### [Goal]
Give the items below again with every "sun-icon" renamed to "sun-symbol" and everything else left unchanged.
* start Data *
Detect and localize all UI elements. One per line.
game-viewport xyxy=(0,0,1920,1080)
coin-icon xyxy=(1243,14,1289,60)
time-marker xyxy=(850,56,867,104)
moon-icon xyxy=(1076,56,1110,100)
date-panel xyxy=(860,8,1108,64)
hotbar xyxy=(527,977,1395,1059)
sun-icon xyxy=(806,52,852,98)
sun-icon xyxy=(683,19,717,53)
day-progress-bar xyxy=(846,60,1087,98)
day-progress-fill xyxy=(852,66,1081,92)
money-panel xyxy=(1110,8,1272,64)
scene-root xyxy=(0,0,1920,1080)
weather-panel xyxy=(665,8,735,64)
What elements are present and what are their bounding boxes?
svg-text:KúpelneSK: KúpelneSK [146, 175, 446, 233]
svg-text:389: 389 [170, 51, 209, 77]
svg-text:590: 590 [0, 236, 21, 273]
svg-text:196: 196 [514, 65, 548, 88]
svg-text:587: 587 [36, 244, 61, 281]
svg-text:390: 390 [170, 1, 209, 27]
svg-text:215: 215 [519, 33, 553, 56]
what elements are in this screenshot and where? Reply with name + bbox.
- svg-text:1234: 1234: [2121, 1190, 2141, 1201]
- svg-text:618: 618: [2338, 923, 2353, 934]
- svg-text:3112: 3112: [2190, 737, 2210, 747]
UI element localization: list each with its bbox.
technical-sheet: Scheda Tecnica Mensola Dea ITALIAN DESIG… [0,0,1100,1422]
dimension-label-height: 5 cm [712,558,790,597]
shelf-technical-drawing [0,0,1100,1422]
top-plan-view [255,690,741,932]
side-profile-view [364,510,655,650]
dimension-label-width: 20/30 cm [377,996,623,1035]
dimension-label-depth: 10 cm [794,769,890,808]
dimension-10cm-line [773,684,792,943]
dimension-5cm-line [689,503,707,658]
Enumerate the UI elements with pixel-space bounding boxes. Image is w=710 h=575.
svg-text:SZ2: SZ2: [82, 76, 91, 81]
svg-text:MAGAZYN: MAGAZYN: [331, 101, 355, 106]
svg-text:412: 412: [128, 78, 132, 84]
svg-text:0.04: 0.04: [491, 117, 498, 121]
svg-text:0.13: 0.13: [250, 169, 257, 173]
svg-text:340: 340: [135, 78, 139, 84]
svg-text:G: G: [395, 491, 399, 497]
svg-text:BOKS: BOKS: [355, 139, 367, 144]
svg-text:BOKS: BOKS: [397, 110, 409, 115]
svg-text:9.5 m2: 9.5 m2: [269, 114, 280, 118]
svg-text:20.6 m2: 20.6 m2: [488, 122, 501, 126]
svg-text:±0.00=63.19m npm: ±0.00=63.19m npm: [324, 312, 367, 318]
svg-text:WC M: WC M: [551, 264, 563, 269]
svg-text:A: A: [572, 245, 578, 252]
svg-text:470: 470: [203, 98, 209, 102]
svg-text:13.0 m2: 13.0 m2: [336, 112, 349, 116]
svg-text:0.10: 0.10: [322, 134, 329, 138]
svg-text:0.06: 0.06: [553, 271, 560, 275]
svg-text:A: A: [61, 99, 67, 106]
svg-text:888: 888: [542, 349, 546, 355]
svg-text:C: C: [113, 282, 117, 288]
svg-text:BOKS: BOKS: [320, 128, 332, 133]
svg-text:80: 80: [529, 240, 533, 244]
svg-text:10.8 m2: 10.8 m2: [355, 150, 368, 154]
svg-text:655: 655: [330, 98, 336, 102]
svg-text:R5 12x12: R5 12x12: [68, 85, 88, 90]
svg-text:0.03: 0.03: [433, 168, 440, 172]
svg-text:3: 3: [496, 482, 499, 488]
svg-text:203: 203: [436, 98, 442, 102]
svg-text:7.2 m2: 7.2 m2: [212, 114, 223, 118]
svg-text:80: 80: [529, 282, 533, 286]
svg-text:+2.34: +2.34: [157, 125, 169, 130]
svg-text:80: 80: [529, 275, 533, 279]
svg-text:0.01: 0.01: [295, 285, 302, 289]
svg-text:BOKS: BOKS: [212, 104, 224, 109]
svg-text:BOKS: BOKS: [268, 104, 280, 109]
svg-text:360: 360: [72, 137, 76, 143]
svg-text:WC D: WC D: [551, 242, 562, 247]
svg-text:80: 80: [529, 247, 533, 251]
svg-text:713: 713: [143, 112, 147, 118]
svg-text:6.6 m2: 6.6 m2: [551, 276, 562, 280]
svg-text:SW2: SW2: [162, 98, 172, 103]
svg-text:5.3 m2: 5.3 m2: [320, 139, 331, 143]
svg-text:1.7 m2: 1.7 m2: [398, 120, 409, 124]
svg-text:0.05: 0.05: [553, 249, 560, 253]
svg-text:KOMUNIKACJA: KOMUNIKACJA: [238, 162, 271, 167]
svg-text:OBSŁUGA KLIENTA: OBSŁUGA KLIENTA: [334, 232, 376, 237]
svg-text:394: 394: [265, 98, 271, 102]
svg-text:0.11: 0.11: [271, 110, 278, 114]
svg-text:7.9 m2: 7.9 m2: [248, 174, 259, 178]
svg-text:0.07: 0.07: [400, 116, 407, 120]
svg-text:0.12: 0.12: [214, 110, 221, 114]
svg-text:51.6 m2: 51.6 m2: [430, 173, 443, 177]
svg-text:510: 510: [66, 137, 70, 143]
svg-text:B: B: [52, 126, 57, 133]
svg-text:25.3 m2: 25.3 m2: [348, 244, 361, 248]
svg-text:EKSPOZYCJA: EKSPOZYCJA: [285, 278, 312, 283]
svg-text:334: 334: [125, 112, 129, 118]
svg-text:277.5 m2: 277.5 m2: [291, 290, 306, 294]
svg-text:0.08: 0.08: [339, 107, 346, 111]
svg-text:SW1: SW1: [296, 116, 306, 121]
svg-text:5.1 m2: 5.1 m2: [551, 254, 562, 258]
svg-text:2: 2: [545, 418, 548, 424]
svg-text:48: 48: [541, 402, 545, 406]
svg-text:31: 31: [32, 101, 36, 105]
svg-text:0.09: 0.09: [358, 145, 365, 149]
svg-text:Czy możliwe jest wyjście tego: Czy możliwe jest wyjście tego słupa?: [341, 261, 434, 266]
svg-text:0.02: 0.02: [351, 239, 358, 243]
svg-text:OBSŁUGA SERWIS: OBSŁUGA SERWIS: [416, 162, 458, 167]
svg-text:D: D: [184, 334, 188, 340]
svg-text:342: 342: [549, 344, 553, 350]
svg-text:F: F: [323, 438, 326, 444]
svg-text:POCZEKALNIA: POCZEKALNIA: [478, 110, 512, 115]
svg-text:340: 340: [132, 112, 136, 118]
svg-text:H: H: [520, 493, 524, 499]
* end Data *
### [Solution for this problem]
Detect and localize all UI elements. One per line.
game-viewport xyxy=(0,0,1920,1080)
coin-icon xyxy=(1243,14,1289,60)
time-marker xyxy=(850,56,867,104)
moon-icon xyxy=(1076,56,1110,100)
date-panel xyxy=(860,8,1108,64)
hotbar xyxy=(527,977,1395,1059)
sun-symbol xyxy=(806,52,852,98)
sun-symbol xyxy=(683,19,717,53)
day-progress-bar xyxy=(846,60,1087,98)
day-progress-fill xyxy=(852,66,1081,92)
money-panel xyxy=(1110,8,1272,64)
scene-root xyxy=(0,0,1920,1080)
weather-panel xyxy=(665,8,735,64)
What elements are present and what are their bounding boxes?
svg-text:KúpelneSK: KúpelneSK [146, 175, 446, 233]
svg-text:389: 389 [170, 51, 209, 77]
svg-text:590: 590 [0, 236, 21, 273]
svg-text:196: 196 [514, 65, 548, 88]
svg-text:587: 587 [36, 244, 61, 281]
svg-text:390: 390 [170, 1, 209, 27]
svg-text:215: 215 [519, 33, 553, 56]
what elements are in this screenshot and where? Reply with name + bbox.
- svg-text:1234: 1234: [2121, 1190, 2141, 1201]
- svg-text:618: 618: [2338, 923, 2353, 934]
- svg-text:3112: 3112: [2190, 737, 2210, 747]
UI element localization: list each with its bbox.
technical-sheet: Scheda Tecnica Mensola Dea ITALIAN DESIG… [0,0,1100,1422]
dimension-label-height: 5 cm [712,558,790,597]
shelf-technical-drawing [0,0,1100,1422]
top-plan-view [255,690,741,932]
side-profile-view [364,510,655,650]
dimension-label-width: 20/30 cm [377,996,623,1035]
dimension-label-depth: 10 cm [794,769,890,808]
dimension-10cm-line [773,684,792,943]
dimension-5cm-line [689,503,707,658]
Enumerate the UI elements with pixel-space bounding boxes. Image is w=710 h=575.
svg-text:SZ2: SZ2: [82, 76, 91, 81]
svg-text:MAGAZYN: MAGAZYN: [331, 101, 355, 106]
svg-text:412: 412: [128, 78, 132, 84]
svg-text:0.04: 0.04: [491, 117, 498, 121]
svg-text:0.13: 0.13: [250, 169, 257, 173]
svg-text:340: 340: [135, 78, 139, 84]
svg-text:G: G: [395, 491, 399, 497]
svg-text:BOKS: BOKS: [355, 139, 367, 144]
svg-text:BOKS: BOKS: [397, 110, 409, 115]
svg-text:9.5 m2: 9.5 m2: [269, 114, 280, 118]
svg-text:20.6 m2: 20.6 m2: [488, 122, 501, 126]
svg-text:±0.00=63.19m npm: ±0.00=63.19m npm: [324, 312, 367, 318]
svg-text:WC M: WC M: [551, 264, 563, 269]
svg-text:A: A: [572, 245, 578, 252]
svg-text:470: 470: [203, 98, 209, 102]
svg-text:13.0 m2: 13.0 m2: [336, 112, 349, 116]
svg-text:0.10: 0.10: [322, 134, 329, 138]
svg-text:0.06: 0.06: [553, 271, 560, 275]
svg-text:A: A: [61, 99, 67, 106]
svg-text:888: 888: [542, 349, 546, 355]
svg-text:C: C: [113, 282, 117, 288]
svg-text:BOKS: BOKS: [320, 128, 332, 133]
svg-text:80: 80: [529, 240, 533, 244]
svg-text:10.8 m2: 10.8 m2: [355, 150, 368, 154]
svg-text:655: 655: [330, 98, 336, 102]
svg-text:R5 12x12: R5 12x12: [68, 85, 88, 90]
svg-text:0.03: 0.03: [433, 168, 440, 172]
svg-text:3: 3: [496, 482, 499, 488]
svg-text:203: 203: [436, 98, 442, 102]
svg-text:7.2 m2: 7.2 m2: [212, 114, 223, 118]
svg-text:80: 80: [529, 282, 533, 286]
svg-text:+2.34: +2.34: [157, 125, 169, 130]
svg-text:80: 80: [529, 275, 533, 279]
svg-text:0.01: 0.01: [295, 285, 302, 289]
svg-text:BOKS: BOKS: [212, 104, 224, 109]
svg-text:BOKS: BOKS: [268, 104, 280, 109]
svg-text:360: 360: [72, 137, 76, 143]
svg-text:WC D: WC D: [551, 242, 562, 247]
svg-text:80: 80: [529, 247, 533, 251]
svg-text:713: 713: [143, 112, 147, 118]
svg-text:6.6 m2: 6.6 m2: [551, 276, 562, 280]
svg-text:SW2: SW2: [162, 98, 172, 103]
svg-text:5.3 m2: 5.3 m2: [320, 139, 331, 143]
svg-text:1.7 m2: 1.7 m2: [398, 120, 409, 124]
svg-text:0.05: 0.05: [553, 249, 560, 253]
svg-text:KOMUNIKACJA: KOMUNIKACJA: [238, 162, 271, 167]
svg-text:OBSŁUGA KLIENTA: OBSŁUGA KLIENTA: [334, 232, 376, 237]
svg-text:394: 394: [265, 98, 271, 102]
svg-text:0.11: 0.11: [271, 110, 278, 114]
svg-text:7.9 m2: 7.9 m2: [248, 174, 259, 178]
svg-text:0.07: 0.07: [400, 116, 407, 120]
svg-text:0.12: 0.12: [214, 110, 221, 114]
svg-text:51.6 m2: 51.6 m2: [430, 173, 443, 177]
svg-text:510: 510: [66, 137, 70, 143]
svg-text:B: B: [52, 126, 57, 133]
svg-text:25.3 m2: 25.3 m2: [348, 244, 361, 248]
svg-text:EKSPOZYCJA: EKSPOZYCJA: [285, 278, 312, 283]
svg-text:334: 334: [125, 112, 129, 118]
svg-text:277.5 m2: 277.5 m2: [291, 290, 306, 294]
svg-text:0.08: 0.08: [339, 107, 346, 111]
svg-text:SW1: SW1: [296, 116, 306, 121]
svg-text:5.1 m2: 5.1 m2: [551, 254, 562, 258]
svg-text:2: 2: [545, 418, 548, 424]
svg-text:48: 48: [541, 402, 545, 406]
svg-text:31: 31: [32, 101, 36, 105]
svg-text:0.09: 0.09: [358, 145, 365, 149]
svg-text:Czy możliwe jest wyjście tego: Czy możliwe jest wyjście tego słupa?: [341, 261, 434, 266]
svg-text:0.02: 0.02: [351, 239, 358, 243]
svg-text:OBSŁUGA SERWIS: OBSŁUGA SERWIS: [416, 162, 458, 167]
svg-text:D: D: [184, 334, 188, 340]
svg-text:342: 342: [549, 344, 553, 350]
svg-text:F: F: [323, 438, 326, 444]
svg-text:POCZEKALNIA: POCZEKALNIA: [478, 110, 512, 115]
svg-text:340: 340: [132, 112, 136, 118]
svg-text:H: H: [520, 493, 524, 499]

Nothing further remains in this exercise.